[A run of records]
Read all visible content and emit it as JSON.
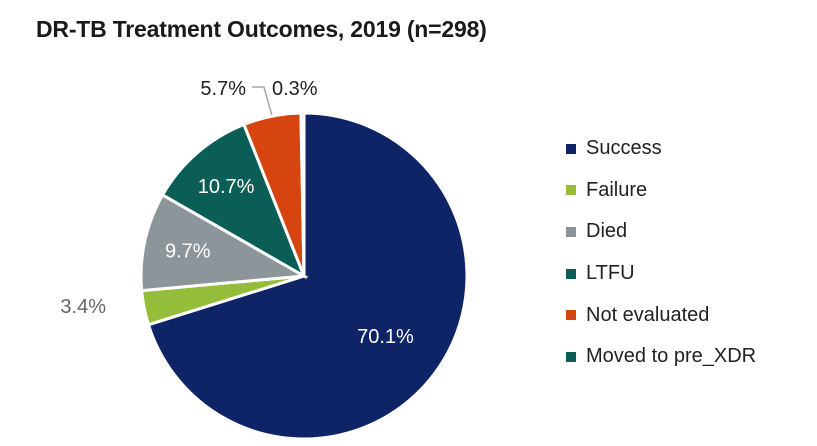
{
  "chart_data": {
    "type": "pie",
    "title": "DR-TB Treatment Outcomes, 2019 (n=298)",
    "slices": [
      {
        "label": "Success",
        "value": 70.1,
        "display": "70.1%",
        "color": "#0f2466",
        "label_color": "#ffffff",
        "label_placement": "inside"
      },
      {
        "label": "Failure",
        "value": 3.4,
        "display": "3.4%",
        "color": "#94bd3a",
        "label_color": "#666666",
        "label_placement": "outside"
      },
      {
        "label": "Died",
        "value": 9.7,
        "display": "9.7%",
        "color": "#8c969a",
        "label_color": "#ffffff",
        "label_placement": "inside"
      },
      {
        "label": "LTFU",
        "value": 10.7,
        "display": "10.7%",
        "color": "#0b5e56",
        "label_color": "#ffffff",
        "label_placement": "inside"
      },
      {
        "label": "Not evaluated",
        "value": 5.7,
        "display": "5.7%",
        "color": "#d64510",
        "label_color": "#222222",
        "label_placement": "outside"
      },
      {
        "label": "Moved to pre_XDR",
        "value": 0.3,
        "display": "0.3%",
        "color": "#0b5e56",
        "label_color": "#222222",
        "label_placement": "outside"
      }
    ],
    "start": "12 o'clock",
    "direction": "clockwise",
    "legend_position": "right"
  }
}
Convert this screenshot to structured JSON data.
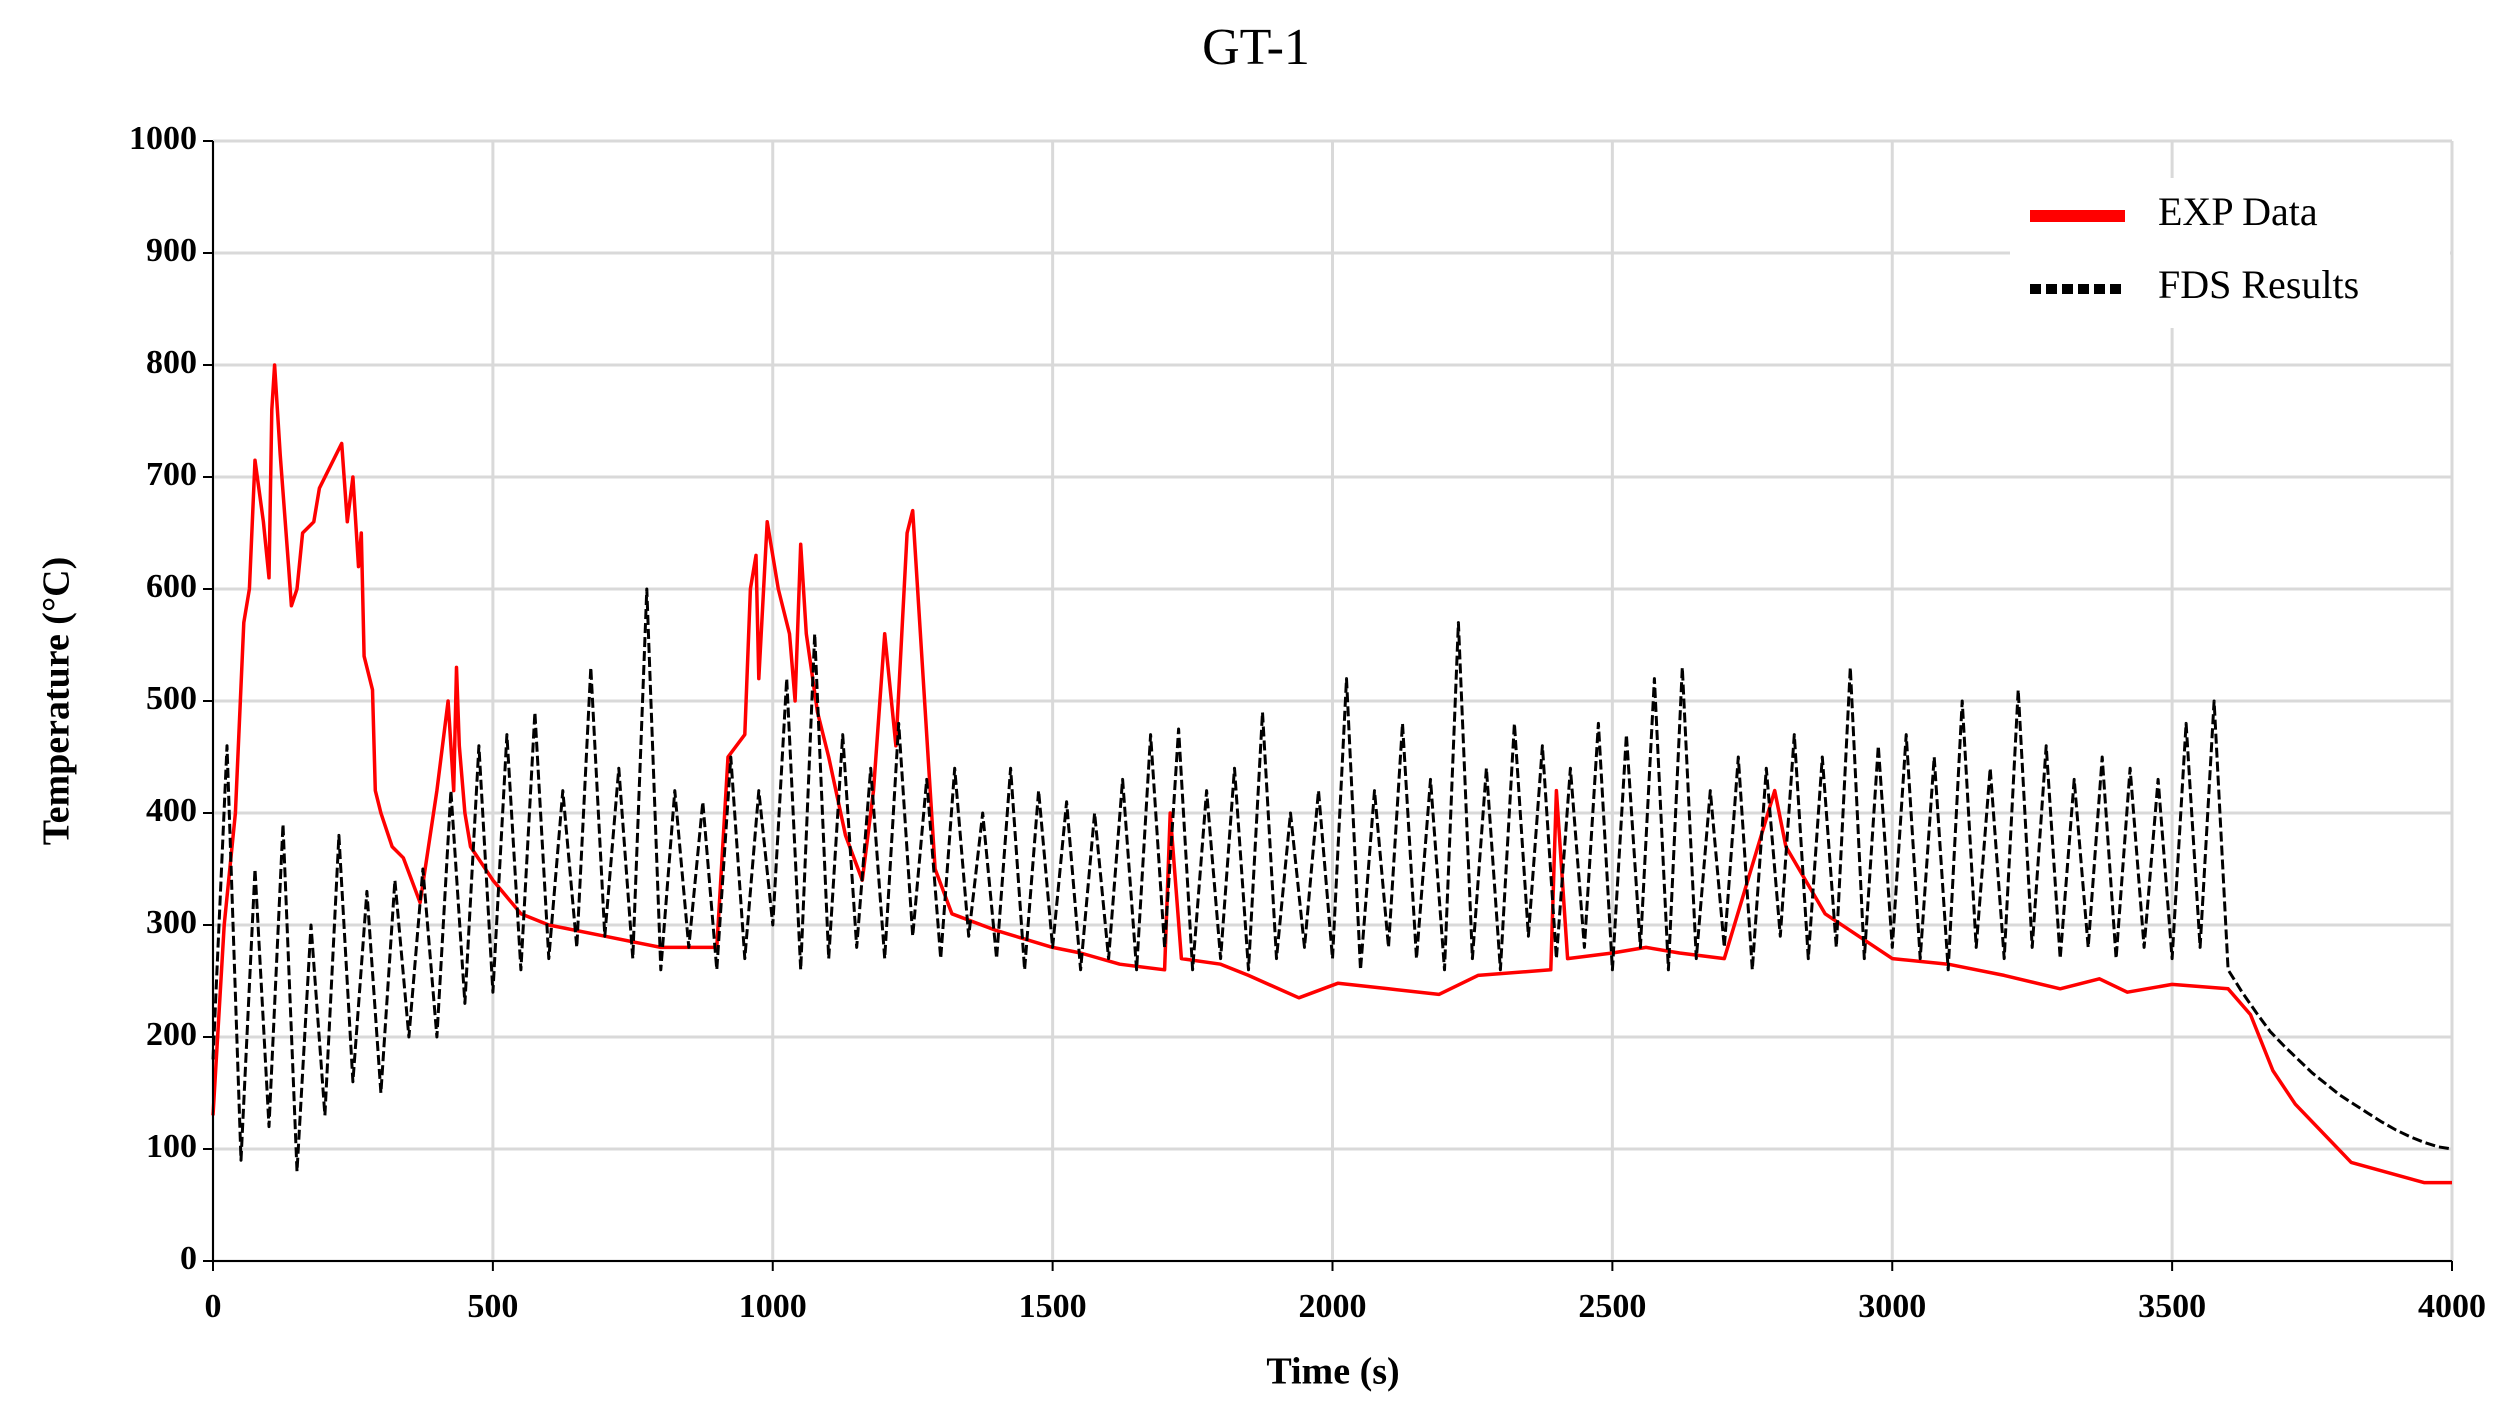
{
  "chart_data": {
    "type": "line",
    "title": "GT-1",
    "x_label": "Time (s)",
    "y_label": "Temperature (°C)",
    "xlim": [
      0,
      4000
    ],
    "ylim": [
      0,
      1000
    ],
    "xticks": [
      0,
      500,
      1000,
      1500,
      2000,
      2500,
      3000,
      3500,
      4000
    ],
    "yticks": [
      0,
      100,
      200,
      300,
      400,
      500,
      600,
      700,
      800,
      900,
      1000
    ],
    "grid": true,
    "legend": "upper right",
    "series": [
      {
        "name": "EXP Data",
        "color": "#ff0000",
        "style": "solid",
        "x": [
          0,
          20,
          40,
          55,
          65,
          75,
          90,
          100,
          105,
          110,
          120,
          135,
          140,
          150,
          160,
          180,
          190,
          230,
          240,
          250,
          260,
          265,
          270,
          285,
          290,
          300,
          320,
          340,
          370,
          400,
          420,
          430,
          435,
          440,
          450,
          460,
          500,
          550,
          600,
          700,
          800,
          900,
          920,
          950,
          960,
          970,
          975,
          990,
          1010,
          1030,
          1040,
          1050,
          1060,
          1080,
          1100,
          1130,
          1160,
          1180,
          1200,
          1220,
          1240,
          1250,
          1270,
          1290,
          1320,
          1400,
          1500,
          1550,
          1620,
          1700,
          1710,
          1730,
          1800,
          1850,
          1940,
          2010,
          2100,
          2190,
          2260,
          2390,
          2400,
          2420,
          2500,
          2560,
          2620,
          2700,
          2790,
          2810,
          2880,
          3000,
          3100,
          3200,
          3300,
          3370,
          3420,
          3500,
          3600,
          3640,
          3680,
          3720,
          3820,
          3950,
          4000
        ],
        "values": [
          130,
          300,
          400,
          570,
          600,
          715,
          660,
          610,
          760,
          800,
          720,
          620,
          585,
          600,
          650,
          660,
          690,
          730,
          660,
          700,
          620,
          650,
          540,
          510,
          420,
          400,
          370,
          360,
          320,
          420,
          500,
          420,
          530,
          460,
          400,
          370,
          340,
          310,
          300,
          290,
          280,
          280,
          450,
          470,
          600,
          630,
          520,
          660,
          600,
          560,
          500,
          640,
          560,
          490,
          450,
          380,
          340,
          420,
          560,
          460,
          650,
          670,
          510,
          350,
          310,
          295,
          280,
          275,
          265,
          260,
          400,
          270,
          265,
          255,
          235,
          248,
          243,
          238,
          255,
          260,
          420,
          270,
          275,
          280,
          275,
          270,
          420,
          370,
          310,
          270,
          265,
          255,
          243,
          252,
          240,
          247,
          243,
          220,
          170,
          140,
          88,
          70,
          70
        ]
      },
      {
        "name": "FDS Results",
        "color": "#000000",
        "style": "dashed",
        "x": [
          0,
          25,
          50,
          75,
          100,
          125,
          150,
          175,
          200,
          225,
          250,
          275,
          300,
          325,
          350,
          375,
          400,
          425,
          450,
          475,
          500,
          525,
          550,
          575,
          600,
          625,
          650,
          675,
          700,
          725,
          750,
          775,
          800,
          825,
          850,
          875,
          900,
          925,
          950,
          975,
          1000,
          1025,
          1050,
          1075,
          1100,
          1125,
          1150,
          1175,
          1200,
          1225,
          1250,
          1275,
          1300,
          1325,
          1350,
          1375,
          1400,
          1425,
          1450,
          1475,
          1500,
          1525,
          1550,
          1575,
          1600,
          1625,
          1650,
          1675,
          1700,
          1725,
          1750,
          1775,
          1800,
          1825,
          1850,
          1875,
          1900,
          1925,
          1950,
          1975,
          2000,
          2025,
          2050,
          2075,
          2100,
          2125,
          2150,
          2175,
          2200,
          2225,
          2250,
          2275,
          2300,
          2325,
          2350,
          2375,
          2400,
          2425,
          2450,
          2475,
          2500,
          2525,
          2550,
          2575,
          2600,
          2625,
          2650,
          2675,
          2700,
          2725,
          2750,
          2775,
          2800,
          2825,
          2850,
          2875,
          2900,
          2925,
          2950,
          2975,
          3000,
          3025,
          3050,
          3075,
          3100,
          3125,
          3150,
          3175,
          3200,
          3225,
          3250,
          3275,
          3300,
          3325,
          3350,
          3375,
          3400,
          3425,
          3450,
          3475,
          3500,
          3525,
          3550,
          3575,
          3600,
          3625,
          3650,
          3675,
          3700,
          3725,
          3750,
          3775,
          3800,
          3825,
          3850,
          3875,
          3900,
          3925,
          3950,
          3975,
          4000
        ],
        "values": [
          180,
          460,
          90,
          350,
          120,
          390,
          80,
          300,
          130,
          380,
          160,
          330,
          150,
          340,
          200,
          350,
          200,
          420,
          230,
          460,
          240,
          470,
          260,
          490,
          270,
          420,
          280,
          530,
          290,
          440,
          270,
          600,
          260,
          420,
          280,
          410,
          260,
          450,
          270,
          420,
          300,
          520,
          260,
          560,
          270,
          470,
          280,
          440,
          270,
          480,
          290,
          430,
          270,
          440,
          290,
          400,
          270,
          440,
          260,
          420,
          280,
          410,
          260,
          400,
          270,
          430,
          260,
          470,
          280,
          475,
          260,
          420,
          270,
          440,
          260,
          490,
          270,
          400,
          280,
          420,
          270,
          520,
          260,
          420,
          280,
          480,
          270,
          430,
          260,
          570,
          270,
          440,
          260,
          480,
          290,
          460,
          270,
          440,
          280,
          480,
          260,
          470,
          280,
          520,
          260,
          530,
          270,
          420,
          280,
          450,
          260,
          440,
          290,
          470,
          270,
          450,
          280,
          530,
          270,
          460,
          280,
          470,
          270,
          450,
          260,
          500,
          280,
          440,
          270,
          510,
          280,
          460,
          270,
          430,
          280,
          450,
          270,
          440,
          280,
          430,
          270,
          480,
          280,
          500,
          260,
          240,
          222,
          205,
          192,
          180,
          168,
          158,
          148,
          140,
          132,
          124,
          117,
          111,
          106,
          102,
          100
        ]
      }
    ]
  }
}
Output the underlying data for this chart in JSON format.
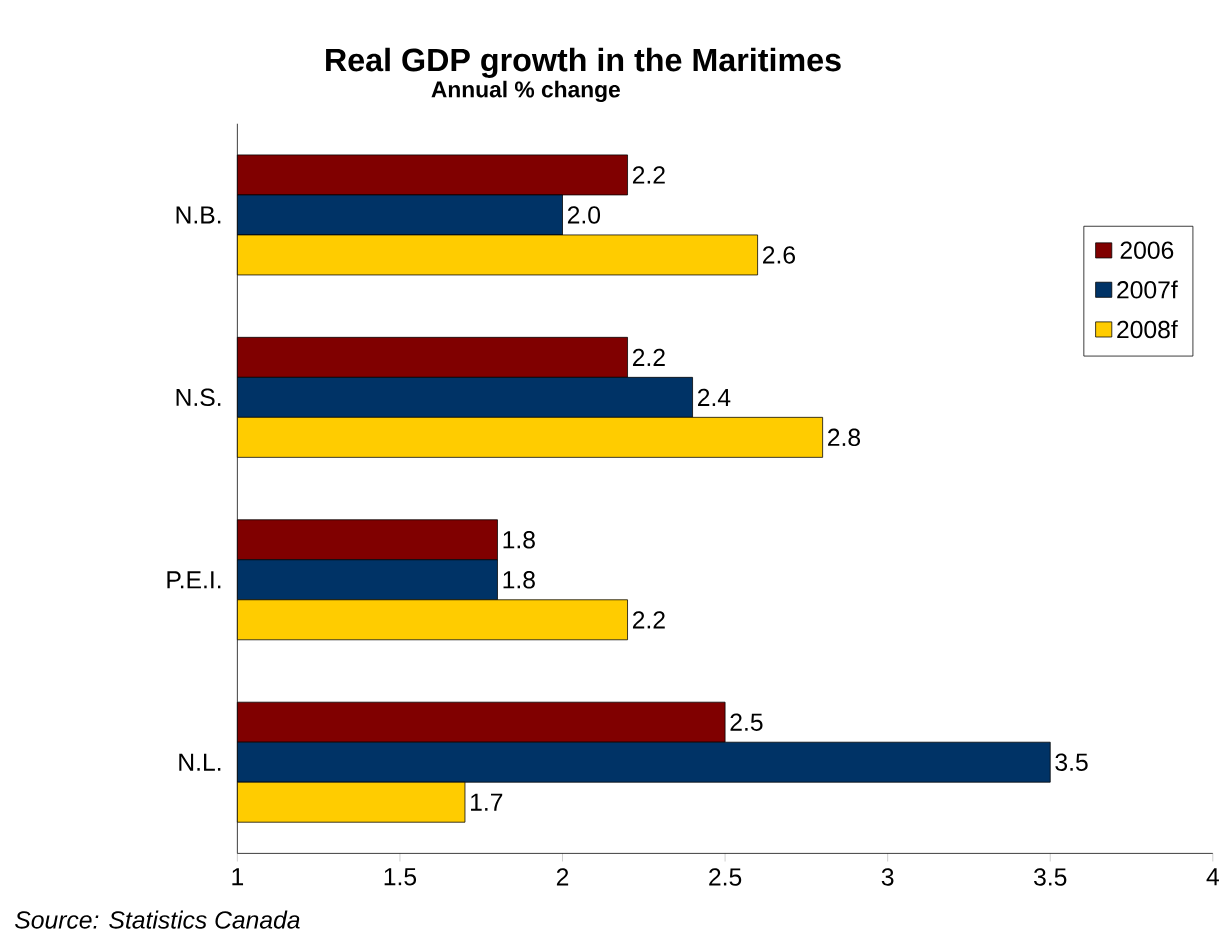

Objective:
Copy out the lines in which the string "this" appears.

Task result:
Convert this screenshot to structured JSON data.
Output the underlying data for this chart in JSON format.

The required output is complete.